++++ 所给材料 ++++
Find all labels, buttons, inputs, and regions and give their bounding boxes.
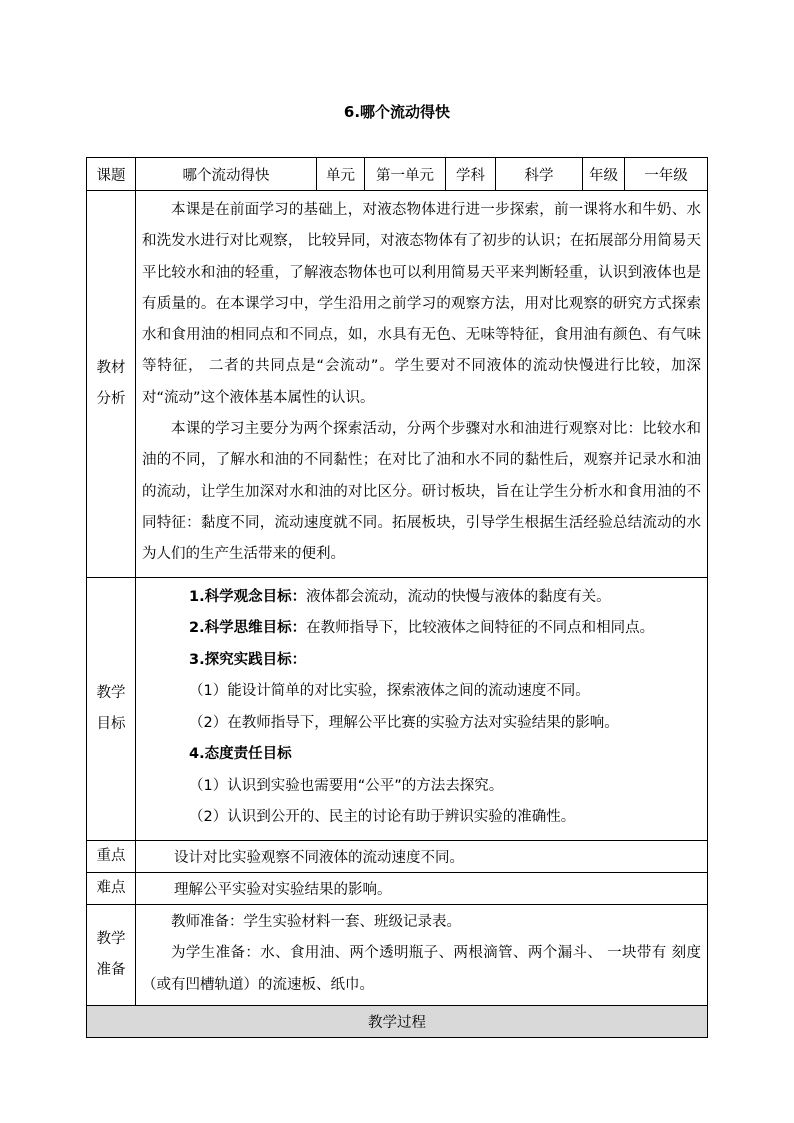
subject-label: 学科 xyxy=(446,158,496,191)
document-title: 6.哪个流动得快 xyxy=(343,103,451,121)
teacher-preparation: 教师准备：学生实验材料一套、班级记录表。 xyxy=(171,913,461,930)
lesson-plan-table xyxy=(86,157,708,1038)
analysis-label: 教材 分析 xyxy=(87,191,136,578)
analysis-content xyxy=(136,191,708,578)
key-point-label: 重点 xyxy=(87,840,136,872)
goal-2: 2.科学思维目标：在教师指导下，比较液体之间特征的不同点和相同点。 xyxy=(189,620,655,637)
header-row xyxy=(87,158,708,191)
student-preparation: 为学生准备：水、食用油、两个透明瓶子、两根滴管、两个漏斗、 一块带有 刻度（或有凹槽轨道）的流速板、纸巾。 xyxy=(142,945,701,993)
grade-value: 一年级 xyxy=(625,158,708,191)
difficulty-text: 理解公平实验对实验结果的影响。 xyxy=(136,872,708,904)
process-row xyxy=(87,1006,708,1038)
goals-content xyxy=(136,577,708,840)
analysis-paragraph: 本课是在前面学习的基础上，对液态物体进行进一步探索，前一课将水和牛奶、水和洗发水进行对比观察， 比较异同，对液态物体有了初步的认识；在拓展部分用简易天平比较水和油的轻重，了解液态物体也可以利用简易天平来判断轻重，认识到液体也是有质量的。在本课学习中，学生沿用之前学习的观察方法，用对比观察的研究方式探索水和食用油的相同点和不同点，如，水具有无色、无味等特征，食用油有颜色、有气味等特征， 二者的共同点是“会流动”。学生要对不同液体的流动快慢进行比较，加深对“流动”这个液体基本属性的认识。 xyxy=(142,202,701,406)
key-point-row xyxy=(87,840,708,872)
difficulty-label: 难点 xyxy=(87,872,136,904)
grade-label: 年级 xyxy=(583,158,625,191)
course-value: 哪个流动得快 xyxy=(136,158,317,191)
goal-4-item: （2）认识到公开的、民主的讨论有助于辨识实验的准确性。 xyxy=(189,809,576,826)
goal-3-item: （1）能设计简单的对比实验，探索液体之间的流动速度不同。 xyxy=(189,683,590,700)
goal-3-title: 3.探究实践目标： xyxy=(189,651,307,668)
preparation-label: 教学 准备 xyxy=(87,904,136,1006)
difficulty-row xyxy=(87,872,708,904)
unit-label: 单元 xyxy=(317,158,365,191)
key-point-text: 设计对比实验观察不同液体的流动速度不同。 xyxy=(136,840,708,872)
process-header: 教学过程 xyxy=(87,1006,708,1038)
analysis-paragraph: 本课的学习主要分为两个探索活动，分两个步骤对水和油进行观察对比：比较水和油的不同，了解水和油的不同黏性；在对比了油和水不同的黏性后，观察并记录水和油的流动，让学生加深对水和油的对比区分。研讨板块，旨在让学生分析水和食用油的不同特征：黏度不同，流动速度就不同。拓展板块，引导学生根据生活经验总结流动的水为人们的生产生活带来的便利。 xyxy=(142,421,701,563)
preparation-row xyxy=(87,904,708,1006)
subject-value: 科学 xyxy=(496,158,583,191)
preparation-content xyxy=(136,904,708,1006)
goals-label: 教学 目标 xyxy=(87,577,136,840)
goal-1: 1.科学观念目标：液体都会流动，流动的快慢与液体的黏度有关。 xyxy=(189,588,611,605)
goal-4-title: 4.态度责任目标 xyxy=(189,746,292,763)
goal-4-item: （1）认识到实验也需要用“公平”的方法去探究。 xyxy=(189,777,504,794)
goal-3-item: （2）在教师指导下，理解公平比赛的实验方法对实验结果的影响。 xyxy=(189,714,619,731)
goals-row xyxy=(87,577,708,840)
course-label: 课题 xyxy=(87,158,136,191)
unit-value: 第一单元 xyxy=(365,158,446,191)
analysis-row xyxy=(87,191,708,578)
++++
题目要求
把上面材料中的各行一字不改地重新抄写一遍，图片不要放进答案。

参考答案
Find all labels, buttons, inputs, and regions and give their bounding boxes.
subject-label: 学科 xyxy=(446,158,496,191)
document-title: 6.哪个流动得快 xyxy=(343,103,451,121)
teacher-preparation: 教师准备：学生实验材料一套、班级记录表。 xyxy=(171,913,461,930)
lesson-plan-table xyxy=(86,157,708,1038)
analysis-label: 教材 分析 xyxy=(87,191,136,578)
analysis-content xyxy=(136,191,708,578)
key-point-label: 重点 xyxy=(87,840,136,872)
goal-2: 2.科学思维目标：在教师指导下，比较液体之间特征的不同点和相同点。 xyxy=(189,620,655,637)
header-row xyxy=(87,158,708,191)
student-preparation: 为学生准备：水、食用油、两个透明瓶子、两根滴管、两个漏斗、 一块带有 刻度（或有凹槽轨道）的流速板、纸巾。 xyxy=(142,945,701,993)
grade-value: 一年级 xyxy=(625,158,708,191)
difficulty-text: 理解公平实验对实验结果的影响。 xyxy=(136,872,708,904)
process-row xyxy=(87,1006,708,1038)
goals-content xyxy=(136,577,708,840)
analysis-paragraph: 本课是在前面学习的基础上，对液态物体进行进一步探索，前一课将水和牛奶、水和洗发水进行对比观察， 比较异同，对液态物体有了初步的认识；在拓展部分用简易天平比较水和油的轻重，了解液态物体也可以利用简易天平来判断轻重，认识到液体也是有质量的。在本课学习中，学生沿用之前学习的观察方法，用对比观察的研究方式探索水和食用油的相同点和不同点，如，水具有无色、无味等特征，食用油有颜色、有气味等特征， 二者的共同点是“会流动”。学生要对不同液体的流动快慢进行比较，加深对“流动”这个液体基本属性的认识。 xyxy=(142,202,701,406)
key-point-row xyxy=(87,840,708,872)
difficulty-label: 难点 xyxy=(87,872,136,904)
grade-label: 年级 xyxy=(583,158,625,191)
course-value: 哪个流动得快 xyxy=(136,158,317,191)
goal-4-item: （2）认识到公开的、民主的讨论有助于辨识实验的准确性。 xyxy=(189,809,576,826)
goal-3-item: （1）能设计简单的对比实验，探索液体之间的流动速度不同。 xyxy=(189,683,590,700)
goal-3-title: 3.探究实践目标： xyxy=(189,651,307,668)
preparation-label: 教学 准备 xyxy=(87,904,136,1006)
difficulty-row xyxy=(87,872,708,904)
unit-label: 单元 xyxy=(317,158,365,191)
key-point-text: 设计对比实验观察不同液体的流动速度不同。 xyxy=(136,840,708,872)
process-header: 教学过程 xyxy=(87,1006,708,1038)
analysis-paragraph: 本课的学习主要分为两个探索活动，分两个步骤对水和油进行观察对比：比较水和油的不同，了解水和油的不同黏性；在对比了油和水不同的黏性后，观察并记录水和油的流动，让学生加深对水和油的对比区分。研讨板块，旨在让学生分析水和食用油的不同特征：黏度不同，流动速度就不同。拓展板块，引导学生根据生活经验总结流动的水为人们的生产生活带来的便利。 xyxy=(142,421,701,563)
preparation-row xyxy=(87,904,708,1006)
subject-value: 科学 xyxy=(496,158,583,191)
preparation-content xyxy=(136,904,708,1006)
goals-label: 教学 目标 xyxy=(87,577,136,840)
goal-1: 1.科学观念目标：液体都会流动，流动的快慢与液体的黏度有关。 xyxy=(189,588,611,605)
goal-4-title: 4.态度责任目标 xyxy=(189,746,292,763)
goal-4-item: （1）认识到实验也需要用“公平”的方法去探究。 xyxy=(189,777,504,794)
goal-3-item: （2）在教师指导下，理解公平比赛的实验方法对实验结果的影响。 xyxy=(189,714,619,731)
goals-row xyxy=(87,577,708,840)
course-label: 课题 xyxy=(87,158,136,191)
unit-value: 第一单元 xyxy=(365,158,446,191)
analysis-row xyxy=(87,191,708,578)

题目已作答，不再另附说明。